* BEGIN MATERIALS PROVIDED *
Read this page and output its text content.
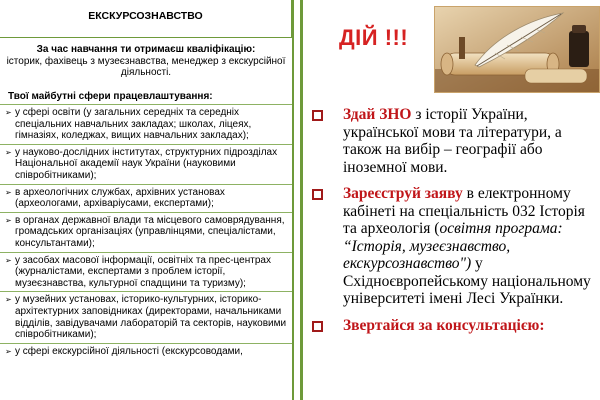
ЕКСКУРСОЗНАВСТВО
За час навчання ти отримаєш кваліфікацію:
історик, фахівець з музеєзнавства, менеджер з екскурсійної діяльності.
Твої майбутні сфери працевлаштування:
➢ у сфері освіти (у загальних середніх та середніх спеціальних навчальних закладах; школах, ліцеях, гімназіях, коледжах, вищих навчальних закладах);
➢ у науково-дослідних інститутах, структурних підрозділах Національної академії наук України (науковими співробітниками);
➢ в археологічних службах, архівних установах (археологами, архіваріусами, експертами);
➢ в органах державної влади та місцевого самоврядування, громадських організаціях (управлінцями, спеціалістами, консультантами);
➢ у засобах масової інформації, освітніх та прес-центрах (журналістами, експертами з проблем історії, музеєзнавства, культурної спадщини та туризму);
➢ у музейних установах, історико-культурних, історико-архітектурних заповідниках (директорами, начальниками відділів, завідувачами лабораторій та секторів, науковими співробітниками);
➢ у сфері екскурсійної діяльності (екскурсоводами,
ДІЙ !!!
Здай ЗНО з історії України, української мови та літератури, а також на вибір – географії або іноземної мови.
Зареєструй заяву в електронному кабінеті на спеціальність 032 Історія та археологія (освітня програма: “Історія, музеєзнавство, екскурсознавство") у Східноєвропейському національному університеті імені Лесі Українки.
Звертайся за консультацією:
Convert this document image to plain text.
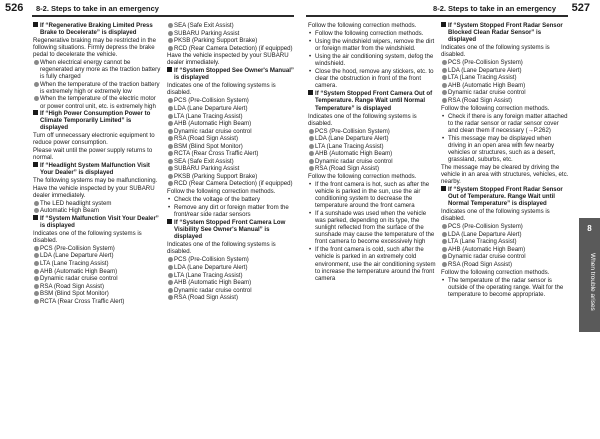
526 8-2. Steps to take in an emergency	8-2. Steps to take in an emergency 527
If “Regenerative Braking Limited Press Brake to Decelerate” is displayed
Regenerative braking may be restricted in the following situations. Firmly depress the brake pedal to decelerate the vehicle.
When electrical energy cannot be regenerated any more as the traction battery is fully charged
When the temperature of the traction battery is extremely high or extremely low
When the temperature of the electric motor or power control unit, etc. is extremely high
If “High Power Consumption Power to Climate Temporarily Limited” is displayed
Turn off unnecessary electronic equipment to reduce power consumption.
Please wait until the power supply returns to normal.
If “Headlight System Malfunction Visit Your Dealer” is displayed
The following systems may be malfunctioning. Have the vehicle inspected by your SUBARU dealer immediately.
The LED headlight system
Automatic High Beam
If “System Malfunction Visit Your Dealer” is displayed
Indicates one of the following systems is disabled.
PCS (Pre-Collision System)
LDA (Lane Departure Alert)
LTA (Lane Tracing Assist)
AHB (Automatic High Beam)
Dynamic radar cruise control
RSA (Road Sign Assist)
BSM (Blind Spot Monitor)
RCTA (Rear Cross Traffic Alert)
SEA (Safe Exit Assist)
SUBARU Parking Assist
PKSB (Parking Support Brake)
RCD (Rear Camera Detection) (if equipped)
Have the vehicle inspected by your SUBARU dealer immediately.
If “System Stopped See Owner's Manual” is displayed
Indicates one of the following systems is disabled.
PCS (Pre-Collision System)
LDA (Lane Departure Alert)
LTA (Lane Tracing Assist)
AHB (Automatic High Beam)
Dynamic radar cruise control
RSA (Road Sign Assist)
BSM (Blind Spot Monitor)
RCTA (Rear Cross Traffic Alert)
SEA (Safe Exit Assist)
SUBARU Parking Assist
PKSB (Parking Support Brake)
RCD (Rear Camera Detection) (if equipped)
Follow the following correction methods.
• Check the voltage of the battery
• Remove any dirt or foreign matter from the front/rear side radar sensors
If “System Stopped Front Camera Low Visibility See Owner's Manual” is displayed
Indicates one of the following systems is disabled.
PCS (Pre-Collision System)
LDA (Lane Departure Alert)
LTA (Lane Tracing Assist)
AHB (Automatic High Beam)
Dynamic radar cruise control
RSA (Road Sign Assist)
Follow the following correction methods.
• Follow the following correction methods.
• Using the windshield wipers, remove the dirt or foreign matter from the windshield.
• Using the air conditioning system, defog the windshield.
• Close the hood, remove any stickers, etc. to clear the obstruction in front of the front camera.
If “System Stopped Front Camera Out of Temperature. Range Wait until Normal Temperature” is displayed
Indicates one of the following systems is disabled.
PCS (Pre-Collision System)
LDA (Lane Departure Alert)
LTA (Lane Tracing Assist)
AHB (Automatic High Beam)
Dynamic radar cruise control
RSA (Road Sign Assist)
Follow the following correction methods.
• If the front camera is hot, such as after the vehicle is parked in the sun, use the air conditioning system to decrease the temperature around the front camera
• If a sunshade was used when the vehicle was parked, depending on its type, the sunlight reflected from the surface of the sunshade may cause the temperature of the front camera to become excessively high
• If the front camera is cold, such after the vehicle is parked in an extremely cold environment, use the air conditioning system to increase the temperature around the front camera
If “System Stopped Front Radar Sensor Blocked Clean Radar Sensor” is displayed
Indicates one of the following systems is disabled.
PCS (Pre-Collision System)
LDA (Lane Departure Alert)
LTA (Lane Tracing Assist)
AHB (Automatic High Beam)
Dynamic radar cruise control
RSA (Road Sign Assist)
Follow the following correction methods.
• Check if there is any foreign matter attached to the radar sensor or radar sensor cover and clean them if necessary (→P.262)
• This message may be displayed when driving in an open area with few nearby vehicles or structures, such as a desert, grassland, suburbs, etc.
The message may be cleared by driving the vehicle in an area with structures, vehicles, etc. nearby.
If “System Stopped Front Radar Sensor Out of Temperature. Range Wait until Normal Temperature” is displayed
Indicates one of the following systems is disabled.
PCS (Pre-Collision System)
LDA (Lane Departure Alert)
LTA (Lane Tracing Assist)
AHB (Automatic High Beam)
Dynamic radar cruise control
RSA (Road Sign Assist)
Follow the following correction methods.
• The temperature of the radar sensor is outside of the operating range. Wait for the temperature to become appropriate.
8
When trouble arises
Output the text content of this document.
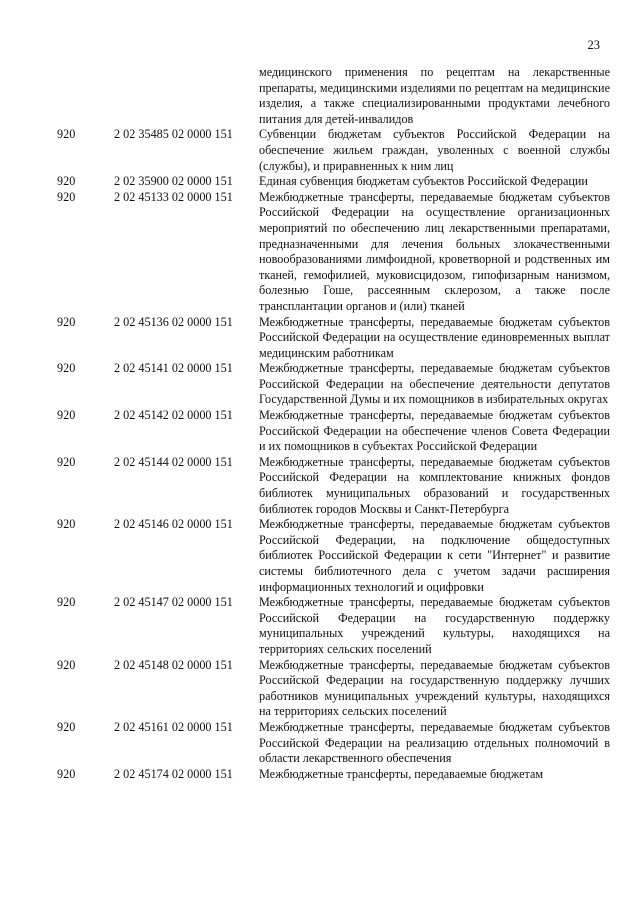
23
медицинского применения по рецептам на лекарственные препараты, медицинскими изделиями по рецептам на медицинские изделия, а также специализированными продуктами лечебного питания для детей-инвалидов
920	2 02 35485 02 0000 151	Субвенции бюджетам субъектов Российской Федерации на обеспечение жильем граждан, уволенных с военной службы (службы), и приравненных к ним лиц
920	2 02 35900 02 0000 151	Единая субвенция бюджетам субъектов Российской Федерации
920	2 02 45133 02 0000 151	Межбюджетные трансферты, передаваемые бюджетам субъектов Российской Федерации на осуществление организационных мероприятий по обеспечению лиц лекарственными препаратами, предназначенными для лечения больных злокачественными новообразованиями лимфоидной, кроветворной и родственных им тканей, гемофилией, муковисцидозом, гипофизарным нанизмом, болезнью Гоше, рассеянным склерозом, а также после трансплантации органов и (или) тканей
920	2 02 45136 02 0000 151	Межбюджетные трансферты, передаваемые бюджетам субъектов Российской Федерации на осуществление единовременных выплат медицинским работникам
920	2 02 45141 02 0000 151	Межбюджетные трансферты, передаваемые бюджетам субъектов Российской Федерации на обеспечение деятельности депутатов Государственной Думы и их помощников в избирательных округах
920	2 02 45142 02 0000 151	Межбюджетные трансферты, передаваемые бюджетам субъектов Российской Федерации на обеспечение членов Совета Федерации и их помощников в субъектах Российской Федерации
920	2 02 45144 02 0000 151	Межбюджетные трансферты, передаваемые бюджетам субъектов Российской Федерации на комплектование книжных фондов библиотек муниципальных образований и государственных библиотек городов Москвы и Санкт-Петербурга
920	2 02 45146 02 0000 151	Межбюджетные трансферты, передаваемые бюджетам субъектов Российской Федерации, на подключение общедоступных библиотек Российской Федерации к сети "Интернет" и развитие системы библиотечного дела с учетом задачи расширения информационных технологий и оцифровки
920	2 02 45147 02 0000 151	Межбюджетные трансферты, передаваемые бюджетам субъектов Российской Федерации на государственную поддержку муниципальных учреждений культуры, находящихся на территориях сельских поселений
920	2 02 45148 02 0000 151	Межбюджетные трансферты, передаваемые бюджетам субъектов Российской Федерации на государственную поддержку лучших работников муниципальных учреждений культуры, находящихся на территориях сельских поселений
920	2 02 45161 02 0000 151	Межбюджетные трансферты, передаваемые бюджетам субъектов Российской Федерации на реализацию отдельных полномочий в области лекарственного обеспечения
920	2 02 45174 02 0000 151	Межбюджетные трансферты, передаваемые бюджетам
* END MATERIALS PROVIDED *
* [AIM OF THE EXERCISE]: In the material above, find the lines that contain "vehicles" and show them.

* [OUTPUT]:
• This message may be displayed when driving in an open area with few nearby vehicles or structures, such as a desert, grassland, suburbs, etc.
The message may be cleared by driving the vehicle in an area with structures, vehicles, etc. nearby.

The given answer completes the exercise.